Given task
Every record here needs to be written out again exactly.

Data lines
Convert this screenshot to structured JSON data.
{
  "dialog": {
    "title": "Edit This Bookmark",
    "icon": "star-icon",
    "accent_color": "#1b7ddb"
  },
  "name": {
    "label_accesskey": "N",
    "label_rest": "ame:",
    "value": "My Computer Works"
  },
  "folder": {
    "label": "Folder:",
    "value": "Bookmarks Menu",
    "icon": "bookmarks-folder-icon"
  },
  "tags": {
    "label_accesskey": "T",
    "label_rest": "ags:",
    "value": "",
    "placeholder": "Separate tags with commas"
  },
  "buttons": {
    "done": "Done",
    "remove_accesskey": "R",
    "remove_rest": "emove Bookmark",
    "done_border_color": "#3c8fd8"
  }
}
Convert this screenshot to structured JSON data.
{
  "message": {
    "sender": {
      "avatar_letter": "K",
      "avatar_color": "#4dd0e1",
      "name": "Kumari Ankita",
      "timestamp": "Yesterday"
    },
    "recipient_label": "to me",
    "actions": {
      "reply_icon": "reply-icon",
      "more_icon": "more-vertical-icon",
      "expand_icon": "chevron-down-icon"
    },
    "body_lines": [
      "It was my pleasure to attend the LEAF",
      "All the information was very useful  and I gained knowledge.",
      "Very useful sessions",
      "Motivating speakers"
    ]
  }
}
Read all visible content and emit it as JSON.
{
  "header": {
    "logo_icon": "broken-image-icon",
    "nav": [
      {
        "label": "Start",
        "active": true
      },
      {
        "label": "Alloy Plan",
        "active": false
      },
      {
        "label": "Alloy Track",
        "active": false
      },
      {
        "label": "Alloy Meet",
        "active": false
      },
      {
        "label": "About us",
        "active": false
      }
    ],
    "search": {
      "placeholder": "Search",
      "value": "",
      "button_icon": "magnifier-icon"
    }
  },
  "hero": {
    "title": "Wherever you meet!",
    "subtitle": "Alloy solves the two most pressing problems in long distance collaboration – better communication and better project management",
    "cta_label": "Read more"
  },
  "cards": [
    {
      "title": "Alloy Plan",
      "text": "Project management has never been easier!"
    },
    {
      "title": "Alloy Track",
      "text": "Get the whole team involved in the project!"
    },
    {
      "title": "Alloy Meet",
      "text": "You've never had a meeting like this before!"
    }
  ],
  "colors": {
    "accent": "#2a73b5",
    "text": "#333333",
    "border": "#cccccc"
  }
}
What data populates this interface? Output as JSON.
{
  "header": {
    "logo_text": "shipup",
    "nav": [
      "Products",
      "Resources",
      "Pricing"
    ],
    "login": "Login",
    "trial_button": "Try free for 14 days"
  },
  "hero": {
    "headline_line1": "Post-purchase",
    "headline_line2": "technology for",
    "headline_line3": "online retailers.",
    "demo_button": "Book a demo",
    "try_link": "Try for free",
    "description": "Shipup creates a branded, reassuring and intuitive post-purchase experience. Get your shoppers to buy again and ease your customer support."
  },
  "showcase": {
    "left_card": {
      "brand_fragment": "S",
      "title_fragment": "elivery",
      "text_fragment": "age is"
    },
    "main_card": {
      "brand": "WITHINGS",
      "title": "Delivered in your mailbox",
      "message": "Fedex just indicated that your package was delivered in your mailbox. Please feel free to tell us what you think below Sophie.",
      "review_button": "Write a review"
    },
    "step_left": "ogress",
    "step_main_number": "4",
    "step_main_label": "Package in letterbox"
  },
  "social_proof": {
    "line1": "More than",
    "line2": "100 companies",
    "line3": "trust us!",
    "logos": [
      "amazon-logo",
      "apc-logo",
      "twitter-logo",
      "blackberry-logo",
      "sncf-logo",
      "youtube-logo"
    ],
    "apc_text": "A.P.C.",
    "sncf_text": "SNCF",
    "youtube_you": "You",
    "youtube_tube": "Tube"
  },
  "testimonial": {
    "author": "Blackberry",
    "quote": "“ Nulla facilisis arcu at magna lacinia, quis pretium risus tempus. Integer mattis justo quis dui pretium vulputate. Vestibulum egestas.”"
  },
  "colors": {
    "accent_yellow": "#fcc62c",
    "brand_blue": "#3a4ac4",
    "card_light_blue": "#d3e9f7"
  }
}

Full response
Convert this screenshot to structured JSON data.
{
  "dialog": {
    "title": "Edit This Bookmark",
    "icon": "star-icon",
    "accent_color": "#1b7ddb"
  },
  "name": {
    "label_accesskey": "N",
    "label_rest": "ame:",
    "value": "My Computer Works"
  },
  "folder": {
    "label": "Folder:",
    "value": "Bookmarks Menu",
    "icon": "bookmarks-folder-icon"
  },
  "tags": {
    "label_accesskey": "T",
    "label_rest": "ags:",
    "value": "",
    "placeholder": "Separate tags with commas"
  },
  "buttons": {
    "done": "Done",
    "remove_accesskey": "R",
    "remove_rest": "emove Bookmark",
    "done_border_color": "#3c8fd8"
  }
}
Convert this screenshot to structured JSON data.
{
  "message": {
    "sender": {
      "avatar_letter": "K",
      "avatar_color": "#4dd0e1",
      "name": "Kumari Ankita",
      "timestamp": "Yesterday"
    },
    "recipient_label": "to me",
    "actions": {
      "reply_icon": "reply-icon",
      "more_icon": "more-vertical-icon",
      "expand_icon": "chevron-down-icon"
    },
    "body_lines": [
      "It was my pleasure to attend the LEAF",
      "All the information was very useful  and I gained knowledge.",
      "Very useful sessions",
      "Motivating speakers"
    ]
  }
}
Read all visible content and emit it as JSON.
{
  "header": {
    "logo_icon": "broken-image-icon",
    "nav": [
      {
        "label": "Start",
        "active": true
      },
      {
        "label": "Alloy Plan",
        "active": false
      },
      {
        "label": "Alloy Track",
        "active": false
      },
      {
        "label": "Alloy Meet",
        "active": false
      },
      {
        "label": "About us",
        "active": false
      }
    ],
    "search": {
      "placeholder": "Search",
      "value": "",
      "button_icon": "magnifier-icon"
    }
  },
  "hero": {
    "title": "Wherever you meet!",
    "subtitle": "Alloy solves the two most pressing problems in long distance collaboration – better communication and better project management",
    "cta_label": "Read more"
  },
  "cards": [
    {
      "title": "Alloy Plan",
      "text": "Project management has never been easier!"
    },
    {
      "title": "Alloy Track",
      "text": "Get the whole team involved in the project!"
    },
    {
      "title": "Alloy Meet",
      "text": "You've never had a meeting like this before!"
    }
  ],
  "colors": {
    "accent": "#2a73b5",
    "text": "#333333",
    "border": "#cccccc"
  }
}
What data populates this interface? Output as JSON.
{
  "header": {
    "logo_text": "shipup",
    "nav": [
      "Products",
      "Resources",
      "Pricing"
    ],
    "login": "Login",
    "trial_button": "Try free for 14 days"
  },
  "hero": {
    "headline_line1": "Post-purchase",
    "headline_line2": "technology for",
    "headline_line3": "online retailers.",
    "demo_button": "Book a demo",
    "try_link": "Try for free",
    "description": "Shipup creates a branded, reassuring and intuitive post-purchase experience. Get your shoppers to buy again and ease your customer support."
  },
  "showcase": {
    "left_card": {
      "brand_fragment": "S",
      "title_fragment": "elivery",
      "text_fragment": "age is"
    },
    "main_card": {
      "brand": "WITHINGS",
      "title": "Delivered in your mailbox",
      "message": "Fedex just indicated that your package was delivered in your mailbox. Please feel free to tell us what you think below Sophie.",
      "review_button": "Write a review"
    },
    "step_left": "ogress",
    "step_main_number": "4",
    "step_main_label": "Package in letterbox"
  },
  "social_proof": {
    "line1": "More than",
    "line2": "100 companies",
    "line3": "trust us!",
    "logos": [
      "amazon-logo",
      "apc-logo",
      "twitter-logo",
      "blackberry-logo",
      "sncf-logo",
      "youtube-logo"
    ],
    "apc_text": "A.P.C.",
    "sncf_text": "SNCF",
    "youtube_you": "You",
    "youtube_tube": "Tube"
  },
  "testimonial": {
    "author": "Blackberry",
    "quote": "“ Nulla facilisis arcu at magna lacinia, quis pretium risus tempus. Integer mattis justo quis dui pretium vulputate. Vestibulum egestas.”"
  },
  "colors": {
    "accent_yellow": "#fcc62c",
    "brand_blue": "#3a4ac4",
    "card_light_blue": "#d3e9f7"
  }
}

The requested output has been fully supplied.